He says, the Lord Jesus says, and no man has ascended up to
heaven, but he that came down from heaven, even the son of
man which is in heaven. Now why did the Lord speak about
the son of man here? Well, remember, he had just told
Nicodemus he couldn't see what? The kingdom of God. Well, what
is the kingdom of God? Well, there has to be a king.
And there has to be people in the kingdom. And so he's speaking
about the kingdom of God. But when he speaks about the
kingdom of God, he first starts with the king. And you would think, well, that's
the Messiah. That's the one who is going to
be born to David. That's the one who's going to
come into Jerusalem and subdue all the enemies of the nation
of Israel and give and bless Israel with all these blessings
like Solomon did and so on. But that's not what he says.
And Nicodemus thought that he was a man sent from God, so therefore
maybe he had gone up to heaven and received from God what he
needed to bring back and teach us. But that's not what he said
either. In fact, he tells him something
else. He says, no man has ascended
up to heaven, but he that came down from heaven, even the Son
of Man, which is in heaven. And I want to address that in
a minute, but let's go on in verse 14. And as Moses lifted
up the serpent in the wilderness, even so must the Son of Man be
lifted up. Now, this was an account in Numbers
21. You remember what happened? The
people of Israel, the nation of Israel, complained against
God. They spoke against God and they
spoke against Moses. And God sent, because they complained
and spoke against Him, He sent fiery serpents, poisonous serpents,
to bite them. These people were obviously great
sinners because God sent a plague, a curse upon them to bite them.
And they were bitten and they were dying. Many of them even
died. So Nicodemus is standing here
and the Lord is telling him, first of all, you can't see.
You haven't entered. You don't understand these things.
******
Requirements:
1/ Set down the part of the sermon from "And there has" up to and including "what he says." word for word.
2/ Which book and chapter does the sermon cite for the account of Moses lifting up the serpent in the wilderness?
The lines after this point have no connection to the sermon.

Image layout annotations:
******
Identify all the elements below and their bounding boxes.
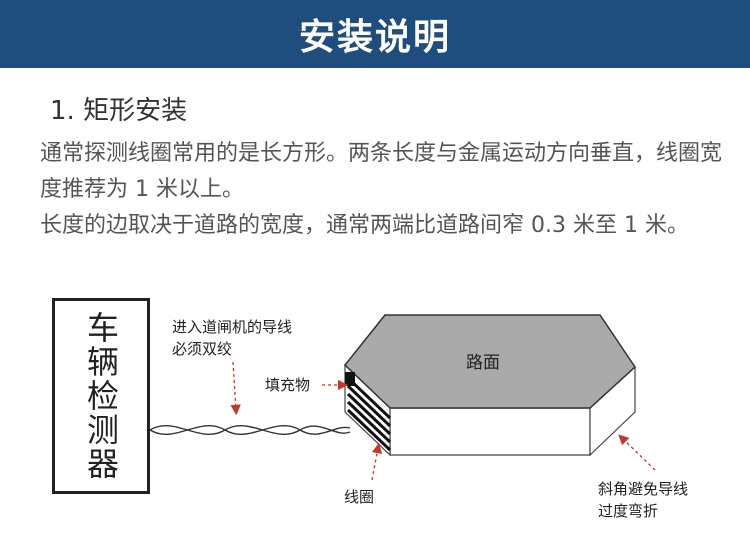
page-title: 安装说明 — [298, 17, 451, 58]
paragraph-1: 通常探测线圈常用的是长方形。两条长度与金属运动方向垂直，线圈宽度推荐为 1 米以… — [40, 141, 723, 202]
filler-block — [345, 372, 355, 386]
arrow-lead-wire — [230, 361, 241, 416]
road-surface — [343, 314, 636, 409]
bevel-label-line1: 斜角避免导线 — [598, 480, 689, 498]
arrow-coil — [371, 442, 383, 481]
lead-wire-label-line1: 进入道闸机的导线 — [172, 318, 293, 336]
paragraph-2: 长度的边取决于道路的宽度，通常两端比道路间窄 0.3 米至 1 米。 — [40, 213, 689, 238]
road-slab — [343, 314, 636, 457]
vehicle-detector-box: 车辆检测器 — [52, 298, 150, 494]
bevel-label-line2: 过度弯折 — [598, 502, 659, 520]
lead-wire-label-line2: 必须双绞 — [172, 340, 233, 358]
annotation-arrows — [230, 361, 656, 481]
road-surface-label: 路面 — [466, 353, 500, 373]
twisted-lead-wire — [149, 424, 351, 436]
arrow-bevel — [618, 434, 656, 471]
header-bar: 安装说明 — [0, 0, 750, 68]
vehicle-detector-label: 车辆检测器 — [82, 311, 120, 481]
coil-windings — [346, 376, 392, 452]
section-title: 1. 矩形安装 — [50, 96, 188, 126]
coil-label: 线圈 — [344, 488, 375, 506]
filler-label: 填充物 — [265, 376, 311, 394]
******
Problem solutions:
1/
And there has to be people in the kingdom. And so he's speaking
about the kingdom of God. But when he speaks about the
kingdom of God, he first starts with the king. And you would think, well, that's
the Messiah. That's the one who is going to
be born to David. That's the one who's going to
come into Jerusalem and subdue all the enemies of the nation
of Israel and give and bless Israel with all these blessings
like Solomon did and so on. But that's not what he says.

2/ Numbers 21.